Dataset rows:
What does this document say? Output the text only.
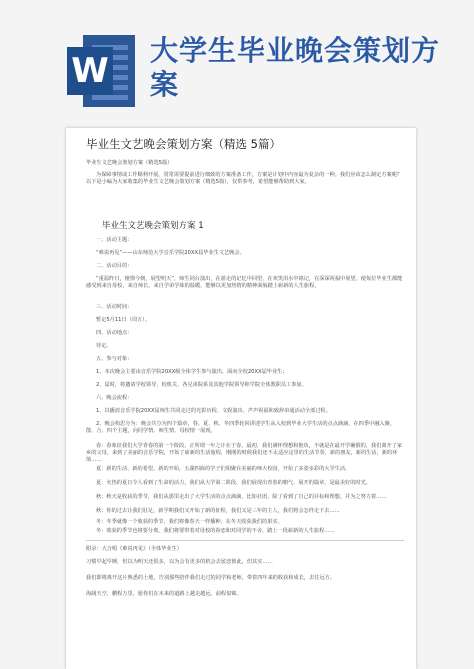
W
大学生毕业晚会策划方案
毕业生文艺晚会策划方案（精选 5篇）

毕业生文艺晚会策划方案（精选5篇）

为保障事情或工作顺利开展，常常需要提前进行细致的方案准备工作，方案是计划中内容最为复杂的一种。我们应该怎么制定方案呢？以下是小编为大家收集的毕业生文艺晚会策划方案（精选5篇），仅供参考，希望能够帮助到大家。

毕业生文艺晚会策划方案 1

一、活动主题：

“难说再见”——山东师范大学音乐学院20XX届毕业生文艺晚会。

二、活动目的：

“重温昨日，憧憬今朝，展望明天”，师生同台演出，在游走的记忆中回望，在欢笑泪水中铭记，在深深祝福中展望。使每位毕业生都能感受到来自母校、来自师长、来自学弟学妹的温暖，能够以更加热情的精神面貌踏上崭新的人生旅程。

三、活动时间：

暂定5月11日（周五）。

四、活动地点：

待定。

五、参与对象：

1、本次晚会主要由音乐学院20XX级全体学生参与演出，面向全校20XX届毕业生；

2、届时，将邀请学校领导、校机关、各兄弟院系及其他学院领导和学院全体教职员工参加。

六、晚会流程：

1、以播放音乐学院20XX届师生共同走过的光影历程、文娱演出、声声祝福和致辞串通活动全部过程。

2、晚会构思分为：晚会共分为四个篇章，春、夏、秋、冬四季轮回讲述学生从入校到毕业大学生活的点点滴滴，在四季中融入聚、散、合、四个主题，向同学情、师生情、母校情一展现。

春：春象征我们大学青春的第一个阶段，正所谓一年之计在于春，最初，我们满怀理想和抱负，不就是在最开学确假的，我们离开了家乡的父母，来到了美丽的音乐学院，开始了崭新的生活旅程，刚刚的时候我们还不太适应这里的生活节奏，新的朋友，新的生活，新的环境……

夏：新的生活、新的希望。新的开始，五湖四海的学子们相聚在美丽的师大校园，开始了多姿多彩的大学生活。

夏：火热的夏日令人看到了生命的活力，我们从大学第二阶段，我们展现出青春的朝气、展开的篇章，是最美好的时光。

秋：秋天是收获的季节，我们从那里走出了大学生活的点点滴滴，比如社团、除了看到了自己的目标和理想，并为之努力着……

秋：你的过去让我们驻足，新学期我们又开始了新的征程，我们又是三年的主人，我们将会怎样走下去……

冬：冬季就像一个收获的季节，我们将像春天一样播种、在冬天收获我们的果实。

冬：收获的季节也将要分离，我们将要带着对母校的眷恋和对同学的不舍，踏上一段崭新的人生旅程……

附录：大合唱《难说再见》（全体毕业生）

习惯早起早睡，但以为明天还很多，以为会有更多的机会去留恋彼此，但其实……

我们即将离开这片熟悉的土地，告别那些陪伴我们走过的同学和老师，带着四年来的收获和成长，去往远方。

海阔天空，鹏程万里，愿你们在未来的道路上越走越远，前程似锦。
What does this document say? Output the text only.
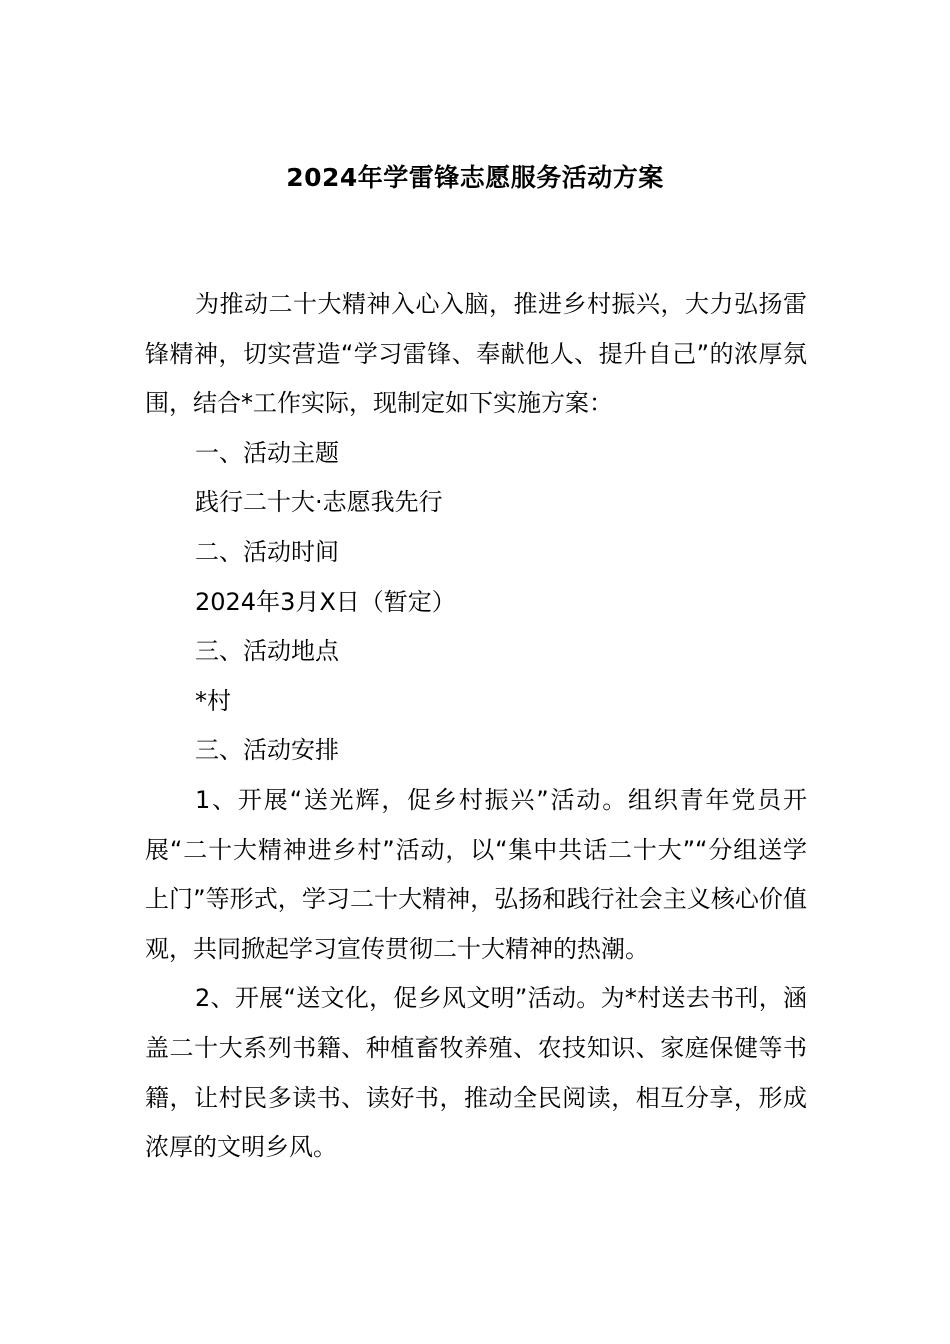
2024年学雷锋志愿服务活动方案

为推动二十大精神入心入脑，推进乡村振兴，大力弘扬雷锋精神，切实营造“学习雷锋、奉献他人、提升自己”的浓厚氛围，结合*工作实际，现制定如下实施方案：

一、活动主题

践行二十大·志愿我先行

二、活动时间

2024年3月X日（暂定）

三、活动地点

*村

三、活动安排

1、开展“送光辉，促乡村振兴”活动。组织青年党员开展“二十大精神进乡村”活动，以“集中共话二十大”“分组送学上门”等形式，学习二十大精神，弘扬和践行社会主义核心价值观，共同掀起学习宣传贯彻二十大精神的热潮。

2、开展“送文化，促乡风文明”活动。为*村送去书刊，涵盖二十大系列书籍、种植畜牧养殖、农技知识、家庭保健等书籍，让村民多读书、读好书，推动全民阅读，相互分享，形成浓厚的文明乡风。
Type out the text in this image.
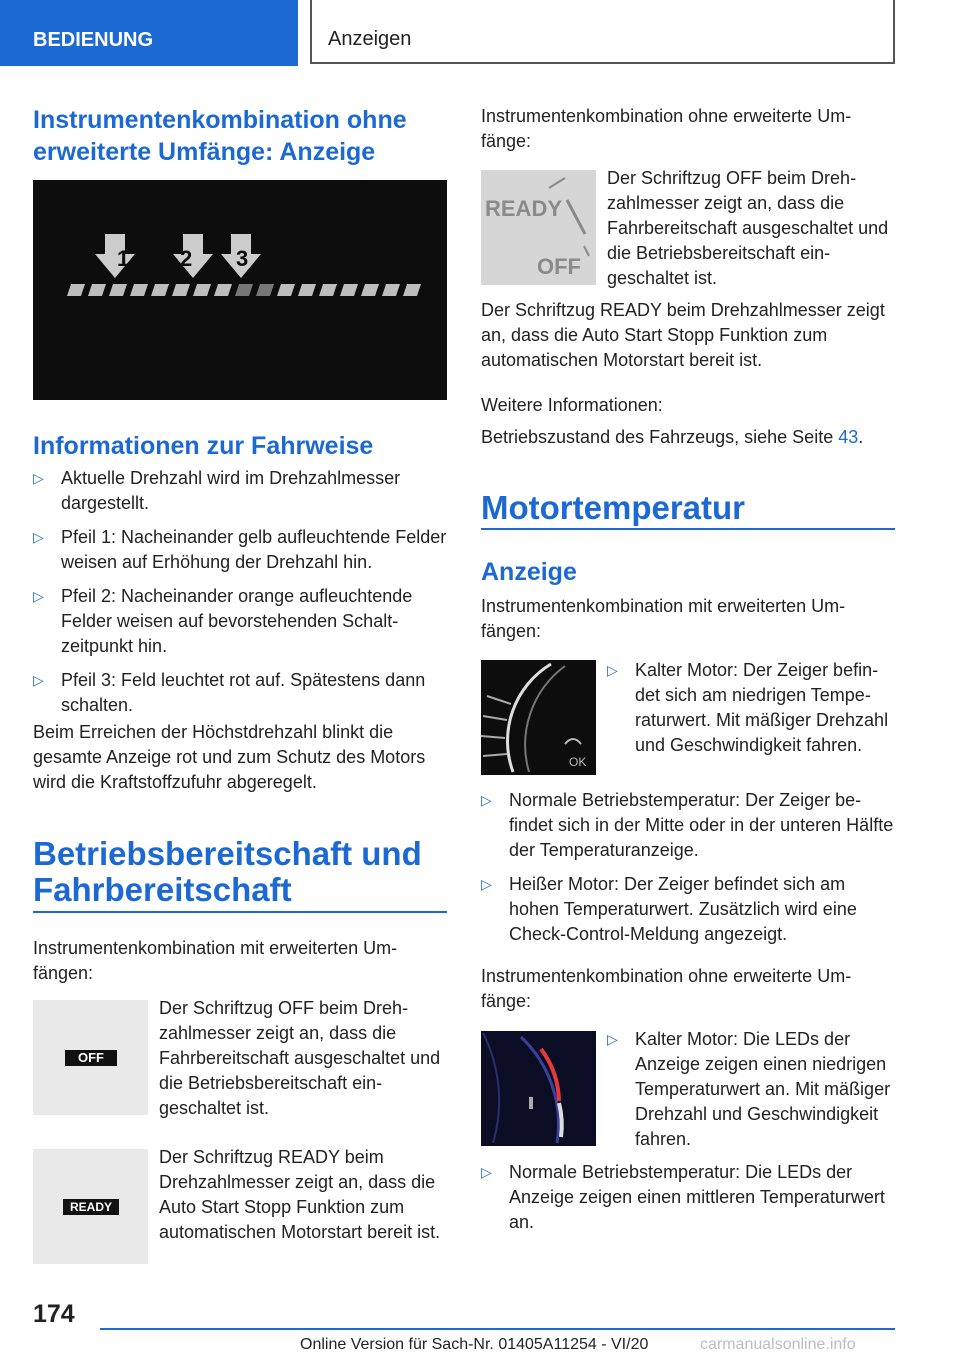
BEDIENUNG	Anzeigen
Instrumentenkombination ohne erweiterte Umfänge: Anzeige
1 2 3
Informationen zur Fahrweise
▷ Aktuelle Drehzahl wird im Drehzahlmesser dargestellt.
▷ Pfeil 1: Nacheinander gelb aufleuchtende Felder weisen auf Erhöhung der Drehzahl hin.
▷ Pfeil 2: Nacheinander orange aufleuchtende Felder weisen auf bevorstehenden Schaltzeitpunkt hin.
▷ Pfeil 3: Feld leuchtet rot auf. Spätestens dann schalten.

Beim Erreichen der Höchstdrehzahl blinkt die gesamte Anzeige rot und zum Schutz des Motors wird die Kraftstoffzufuhr abgeregelt.

Betriebsbereitschaft und Fahrbereitschaft

Instrumentenkombination mit erweiterten Umfängen:

OFF

Der Schriftzug OFF beim Drehzahlmesser zeigt an, dass die Fahrbereitschaft ausgeschaltet und die Betriebsbereitschaft eingeschaltet ist.

READY

Der Schriftzug READY beim Drehzahlmesser zeigt an, dass die Auto Start Stopp Funktion zum automatischen Motorstart bereit ist.

Instrumentenkombination ohne erweiterte Umfänge:

READY
OFF

Der Schriftzug OFF beim Drehzahlmesser zeigt an, dass die Fahrbereitschaft ausgeschaltet und die Betriebsbereitschaft eingeschaltet ist.

Der Schriftzug READY beim Drehzahlmesser zeigt an, dass die Auto Start Stopp Funktion zum automatischen Motorstart bereit ist.

Weitere Informationen:

Betriebszustand des Fahrzeugs, siehe Seite 43.

Motortemperatur
Anzeige

Instrumentenkombination mit erweiterten Umfängen:

OK
▷ Kalter Motor: Der Zeiger befindet sich am niedrigen Temperaturwert. Mit mäßiger Drehzahl und Geschwindigkeit fahren.
▷ Normale Betriebstemperatur: Der Zeiger befindet sich in der Mitte oder in der unteren Hälfte der Temperaturanzeige.
▷ Heißer Motor: Der Zeiger befindet sich am hohen Temperaturwert. Zusätzlich wird eine Check-Control-Meldung angezeigt.

Instrumentenkombination ohne erweiterte Umfänge:

▷ Kalter Motor: Die LEDs der Anzeige zeigen einen niedrigen Temperaturwert an. Mit mäßiger Drehzahl und Geschwindigkeit fahren.
▷ Normale Betriebstemperatur: Die LEDs der Anzeige zeigen einen mittleren Temperaturwert an.
174
Online Version für Sach-Nr. 01405A11254 - VI/20	carmanualsonline.info
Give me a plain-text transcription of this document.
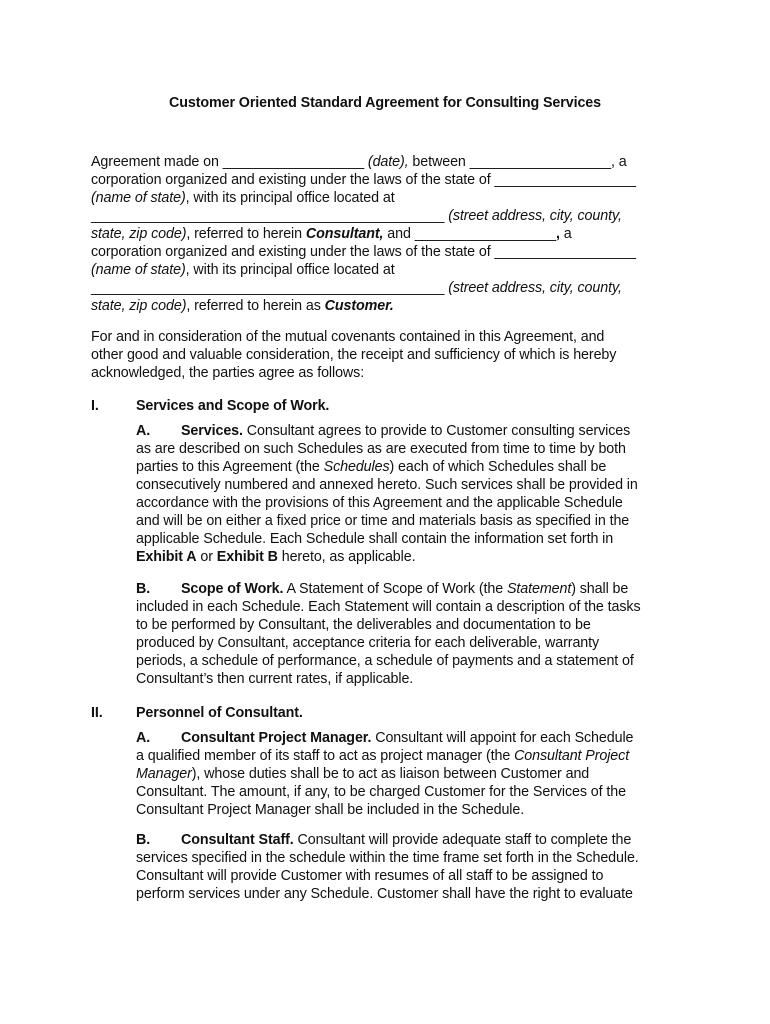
Customer Oriented Standard Agreement for Consulting Services
Agreement made on __________________ (date), between __________________, a
corporation organized and existing under the laws of the state of __________________
(name of state), with its principal office located at
_____________________________________________ (street address, city, county,
state, zip code), referred to herein Consultant, and __________________, a
corporation organized and existing under the laws of the state of __________________
(name of state), with its principal office located at
_____________________________________________ (street address, city, county,
state, zip code), referred to herein as Customer.
For and in consideration of the mutual covenants contained in this Agreement, and
other good and valuable consideration, the receipt and sufficiency of which is hereby
acknowledged, the parties agree as follows:
I.	Services and Scope of Work.
A. Services. Consultant agrees to provide to Customer consulting services
as are described on such Schedules as are executed from time to time by both
parties to this Agreement (the Schedules) each of which Schedules shall be
consecutively numbered and annexed hereto. Such services shall be provided in
accordance with the provisions of this Agreement and the applicable Schedule
and will be on either a fixed price or time and materials basis as specified in the
applicable Schedule. Each Schedule shall contain the information set forth in
Exhibit A or Exhibit B hereto, as applicable.
B. Scope of Work. A Statement of Scope of Work (the Statement) shall be
included in each Schedule. Each Statement will contain a description of the tasks
to be performed by Consultant, the deliverables and documentation to be
produced by Consultant, acceptance criteria for each deliverable, warranty
periods, a schedule of performance, a schedule of payments and a statement of
Consultant’s then current rates, if applicable.
II. Personnel of Consultant.
A. Consultant Project Manager. Consultant will appoint for each Schedule
a qualified member of its staff to act as project manager (the Consultant Project
Manager), whose duties shall be to act as liaison between Customer and
Consultant. The amount, if any, to be charged Customer for the Services of the
Consultant Project Manager shall be included in the Schedule.
B. Consultant Staff. Consultant will provide adequate staff to complete the
services specified in the schedule within the time frame set forth in the Schedule.
Consultant will provide Customer with resumes of all staff to be assigned to
perform services under any Schedule. Customer shall have the right to evaluate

* [EXERCISE TASK]:
Report the number of lines of the listing above that hold the string "aufleuchtende", with no other text.

* [RESULT BELOW]:
2